Return each line that holds the word "étant".

— Start EXTRACTED MATERIAL —

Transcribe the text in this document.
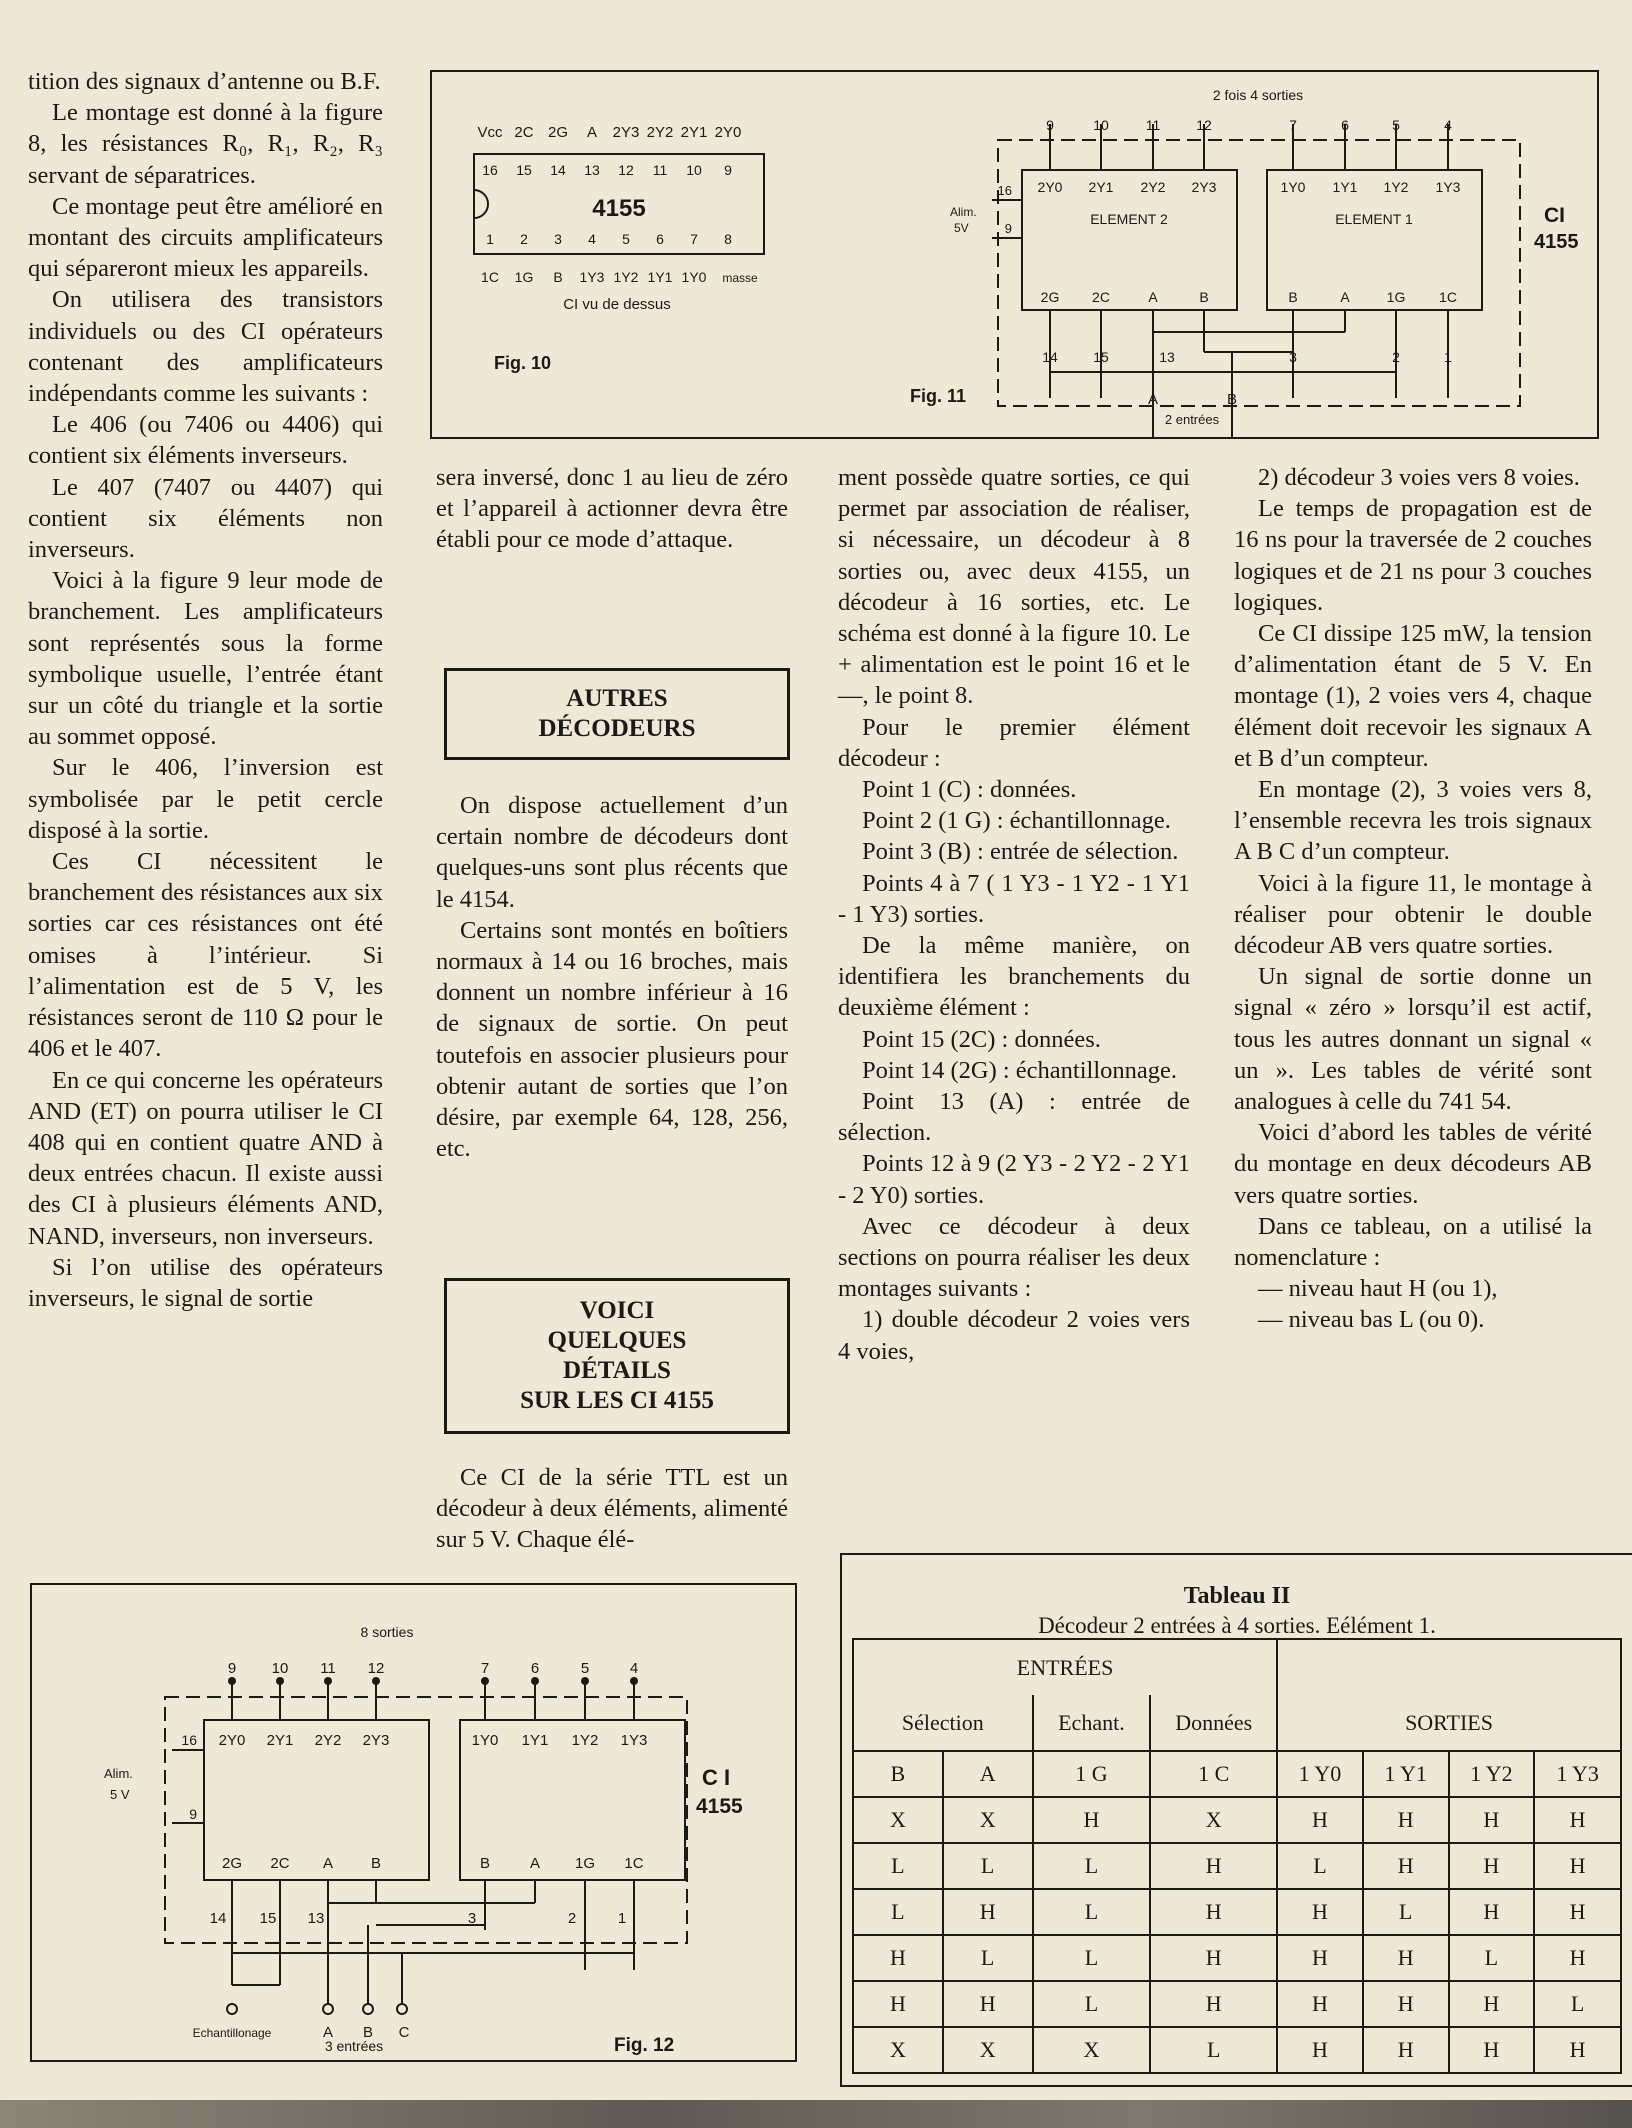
tition des signaux d’antenne ou B.F.

Le montage est donné à la figure 8, les résistances R₀, R₁, R₂, R₃ servant de séparatrices.

Ce montage peut être amélioré en montant des circuits amplificateurs qui sépareront mieux les appareils.

On utilisera des transistors individuels ou des CI opérateurs contenant des amplificateurs indépendants comme les suivants :

Le 406 (ou 7406 ou 4406) qui contient six éléments inverseurs.

Le 407 (7407 ou 4407) qui contient six éléments non inverseurs.

Voici à la figure 9 leur mode de branchement. Les amplificateurs sont représentés sous la forme symbolique usuelle, l’entrée étant sur un côté du triangle et la sortie au sommet opposé.

Sur le 406, l’inversion est symbolisée par le petit cercle disposé à la sortie.

Ces CI nécessitent le branchement des résistances aux six sorties car ces résistances ont été omises à l’intérieur. Si l’alimentation est de 5 V, les résistances seront de 110 Ω pour le 406 et le 407.

En ce qui concerne les opérateurs AND (ET) on pourra utiliser le CI 408 qui en contient quatre AND à deux entrées chacun. Il existe aussi des CI à plusieurs éléments AND, NAND, inverseurs, non inverseurs.

Si l’on utilise des opérateurs inverseurs, le signal de sortie

sera inversé, donc 1 au lieu de zéro et l’appareil à actionner devra être établi pour ce mode d’attaque.

AUTRES
DÉCODEURS

On dispose actuellement d’un certain nombre de décodeurs dont quelques-uns sont plus récents que le 4154.

Certains sont montés en boîtiers normaux à 14 ou 16 broches, mais donnent un nombre inférieur à 16 de signaux de sortie. On peut toutefois en associer plusieurs pour obtenir autant de sorties que l’on désire, par exemple 64, 128, 256, etc.

VOICI
QUELQUES
DÉTAILS
SUR LES CI 4155

Ce CI de la série TTL est un décodeur à deux éléments, alimenté sur 5 V. Chaque élé-

ment possède quatre sorties, ce qui permet par association de réaliser, si nécessaire, un décodeur à 8 sorties ou, avec deux 4155, un décodeur à 16 sorties, etc. Le schéma est donné à la figure 10. Le + alimentation est le point 16 et le —, le point 8.

Pour le premier élément décodeur :

Point 1 (C) : données.

Point 2 (1 G) : échantillonnage.

Point 3 (B) : entrée de sélection.

Points 4 à 7 ( 1 Y3 - 1 Y2 - 1 Y1 - 1 Y3) sorties.

De la même manière, on identifiera les branchements du deuxième élément :

Point 15 (2C) : données.

Point 14 (2G) : échantillonnage.

Point 13 (A) : entrée de sélection.

Points 12 à 9 (2 Y3 - 2 Y2 - 2 Y1 - 2 Y0) sorties.

Avec ce décodeur à deux sections on pourra réaliser les deux montages suivants :

1) double décodeur 2 voies vers 4 voies,

2) décodeur 3 voies vers 8 voies.

Le temps de propagation est de 16 ns pour la traversée de 2 couches logiques et de 21 ns pour 3 couches logiques.

Ce CI dissipe 125 mW, la tension d’alimentation étant de 5 V. En montage (1), 2 voies vers 4, chaque élément doit recevoir les signaux A et B d’un compteur.

En montage (2), 3 voies vers 8, l’ensemble recevra les trois signaux A B C d’un compteur.

Voici à la figure 11, le montage à réaliser pour obtenir le double décodeur AB vers quatre sorties.

Un signal de sortie donne un signal « zéro » lorsqu’il est actif, tous les autres donnant un signal « un ». Les tables de vérité sont analogues à celle du 741 54.

Voici d’abord les tables de vérité du montage en deux décodeurs AB vers quatre sorties.

Dans ce tableau, on a utilisé la nomenclature :

— niveau haut H (ou 1),

— niveau bas L (ou 0).

4155
Vcc 2C 2G A 2Y3 2Y2 2Y1 2Y0
16 15 14 13 12 11 10 9
1 2 3 4 5 6 7 8
1C 1G B 1Y3 1Y2 1Y1 1Y0 masse
CI vu de dessus
Fig. 10
2 fois 4 sorties
9	10	11	12	7	6	5	4
Alim.
5V
16
9
2Y0 2Y1 2Y2 2Y3
ELEMENT 2
2G 2C	A	B
1Y0 1Y1 1Y2 1Y3
ELEMENT 1
B	A	1G 1C
14	15	13	3	2	1
CI
4155
A	B
2 entrées
Fig. 11
8 sorties
9 10 11 12	7	6	5	4
Alim.
5 V
16
9
2Y0 2Y1 2Y2 2Y3
2G 2C A	B
1Y0 1Y1 1Y2 1Y3
B	A 1G 1C
14 15 13	3	2	1
C I
4155
Echantillonage	A B C
3 entrées	Fig. 12
Tableau II
Décodeur 2 entrées à 4 sorties. Eélément 1.
ENTRÉES							
Sélection		Echant.	Données	SORTIES			
B	A	1 G	1 C	1 Y0	1 Y1	1 Y2	1 Y3
X	X	H	X	H	H	H	H
L	L	L	H	L	H	H	H
L	H	L	H	H	L	H	H
H	L	L	H	H	H	L	H
H	H	L	H	H	H	H	L
X	X	X	L	H	H	H	H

— End EXTRACTED MATERIAL —

» **EXPECTED OUTPUT**
Voici à la figure 9 leur mode de branchement. Les amplificateurs sont représentés sous la forme symbolique usuelle, l’entrée étant sur un côté du triangle et la sortie au sommet opposé.
Ce CI dissipe 125 mW, la tension d’alimentation étant de 5 V. En montage (1), 2 voies vers 4, chaque élément doit recevoir les signaux A et B d’un compteur.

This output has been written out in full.